** Begin Records for this exercise **
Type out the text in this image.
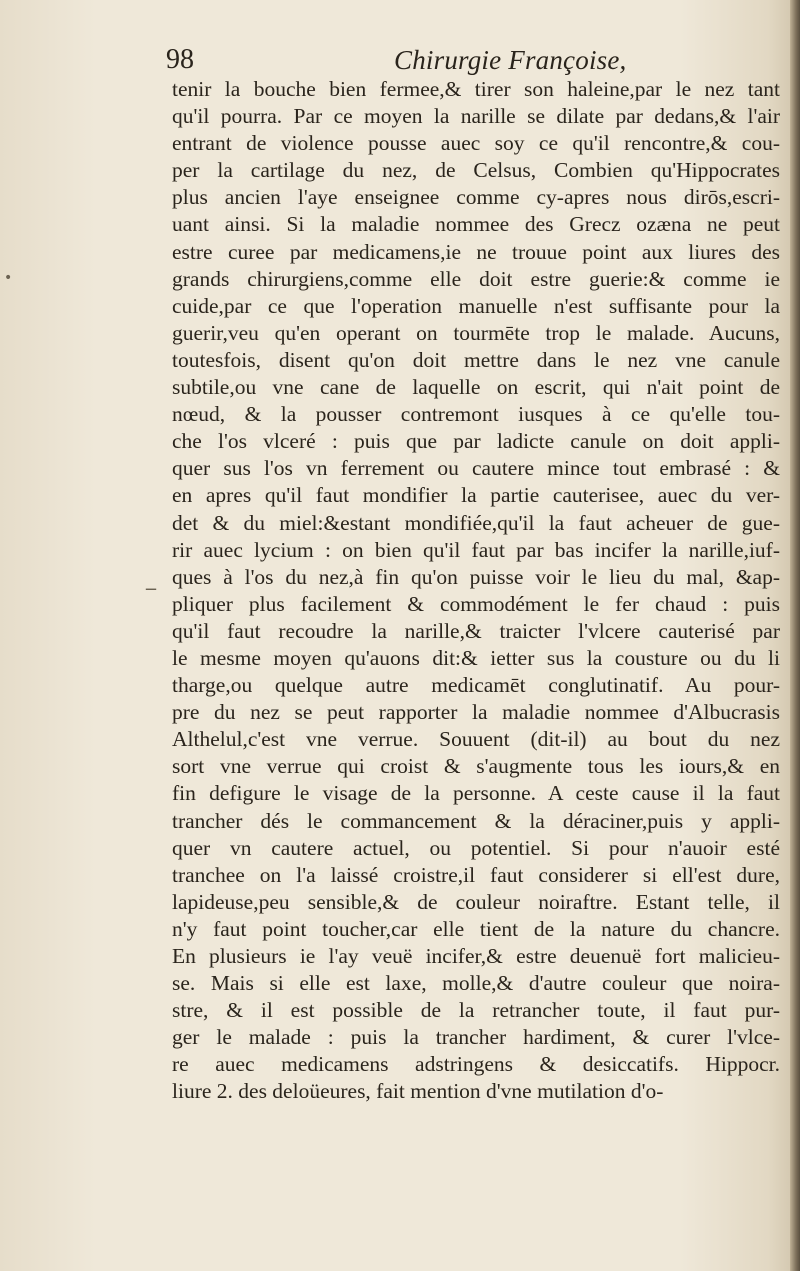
98	Chirurgie Françoise,
•
_
tenir la bouche bien fermee,& tirer son haleine,par le nez tant
qu'il pourra. Par ce moyen la narille se dilate par dedans,& l'air
entrant de violence pousse auec soy ce qu'il rencontre,& cou-
per la cartilage du nez, de Celsus, Combien qu'Hippocrates
plus ancien l'aye enseignee comme cy-apres nous dirōs,escri-
uant ainsi. Si la maladie nommee des Grecz ozæna ne peut
estre curee par medicamens,ie ne trouue point aux liures des
grands chirurgiens,comme elle doit estre guerie:& comme ie
cuide,par ce que l'operation manuelle n'est suffisante pour la
guerir,veu qu'en operant on tourmēte trop le malade. Aucuns,
toutesfois, disent qu'on doit mettre dans le nez vne canule
subtile,ou vne cane de laquelle on escrit, qui n'ait point de
nœud, & la pousser contremont iusques à ce qu'elle tou-
che l'os vlceré : puis que par ladicte canule on doit appli-
quer sus l'os vn ferrement ou cautere mince tout embrasé : &
en apres qu'il faut mondifier la partie cauterisee, auec du ver-
det & du miel:&estant mondifiée,qu'il la faut acheuer de gue-
rir auec lycium : on bien qu'il faut par bas incifer la narille,iuf-
ques à l'os du nez,à fin qu'on puisse voir le lieu du mal, &ap-
pliquer plus facilement & commodément le fer chaud : puis
qu'il faut recoudre la narille,& traicter l'vlcere cauterisé par
le mesme moyen qu'auons dit:& ietter sus la cousture ou du li
tharge,ou quelque autre medicamēt conglutinatif. Au pour-
pre du nez se peut rapporter la maladie nommee d'Albucrasis
Althelul,c'est vne verrue. Souuent (dit-il) au bout du nez
sort vne verrue qui croist & s'augmente tous les iours,& en
fin defigure le visage de la personne. A ceste cause il la faut
trancher dés le commancement & la déraciner,puis y appli-
quer vn cautere actuel, ou potentiel. Si pour n'auoir esté
tranchee on l'a laissé croistre,il faut considerer si ell'est dure,
lapideuse,peu sensible,& de couleur noiraftre. Estant telle, il
n'y faut point toucher,car elle tient de la nature du chancre.
En plusieurs ie l'ay veuë incifer,& estre deuenuë fort malicieu-
se. Mais si elle est laxe, molle,& d'autre couleur que noira-
stre, & il est possible de la retrancher toute, il faut pur-
ger le malade : puis la trancher hardiment, & curer l'vlce-
re auec medicamens adstringens & desiccatifs. Hippocr.
liure 2. des deloüeures, fait mention d'vne mutilation d'o-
** End Records for this exercise **
▶ **Aim**
Make an exact copy of the whole listing, but don't bring over any pictures.

▶ **Output below**
Type out the text in this image.
98	Chirurgie Françoise,
•
_
tenir la bouche bien fermee,& tirer son haleine,par le nez tant
qu'il pourra. Par ce moyen la narille se dilate par dedans,& l'air
entrant de violence pousse auec soy ce qu'il rencontre,& cou-
per la cartilage du nez, de Celsus, Combien qu'Hippocrates
plus ancien l'aye enseignee comme cy-apres nous dirōs,escri-
uant ainsi. Si la maladie nommee des Grecz ozæna ne peut
estre curee par medicamens,ie ne trouue point aux liures des
grands chirurgiens,comme elle doit estre guerie:& comme ie
cuide,par ce que l'operation manuelle n'est suffisante pour la
guerir,veu qu'en operant on tourmēte trop le malade. Aucuns,
toutesfois, disent qu'on doit mettre dans le nez vne canule
subtile,ou vne cane de laquelle on escrit, qui n'ait point de
nœud, & la pousser contremont iusques à ce qu'elle tou-
che l'os vlceré : puis que par ladicte canule on doit appli-
quer sus l'os vn ferrement ou cautere mince tout embrasé : &
en apres qu'il faut mondifier la partie cauterisee, auec du ver-
det & du miel:&estant mondifiée,qu'il la faut acheuer de gue-
rir auec lycium : on bien qu'il faut par bas incifer la narille,iuf-
ques à l'os du nez,à fin qu'on puisse voir le lieu du mal, &ap-
pliquer plus facilement & commodément le fer chaud : puis
qu'il faut recoudre la narille,& traicter l'vlcere cauterisé par
le mesme moyen qu'auons dit:& ietter sus la cousture ou du li
tharge,ou quelque autre medicamēt conglutinatif. Au pour-
pre du nez se peut rapporter la maladie nommee d'Albucrasis
Althelul,c'est vne verrue. Souuent (dit-il) au bout du nez
sort vne verrue qui croist & s'augmente tous les iours,& en
fin defigure le visage de la personne. A ceste cause il la faut
trancher dés le commancement & la déraciner,puis y appli-
quer vn cautere actuel, ou potentiel. Si pour n'auoir esté
tranchee on l'a laissé croistre,il faut considerer si ell'est dure,
lapideuse,peu sensible,& de couleur noiraftre. Estant telle, il
n'y faut point toucher,car elle tient de la nature du chancre.
En plusieurs ie l'ay veuë incifer,& estre deuenuë fort malicieu-
se. Mais si elle est laxe, molle,& d'autre couleur que noira-
stre, & il est possible de la retrancher toute, il faut pur-
ger le malade : puis la trancher hardiment, & curer l'vlce-
re auec medicamens adstringens & desiccatifs. Hippocr.
liure 2. des deloüeures, fait mention d'vne mutilation d'o-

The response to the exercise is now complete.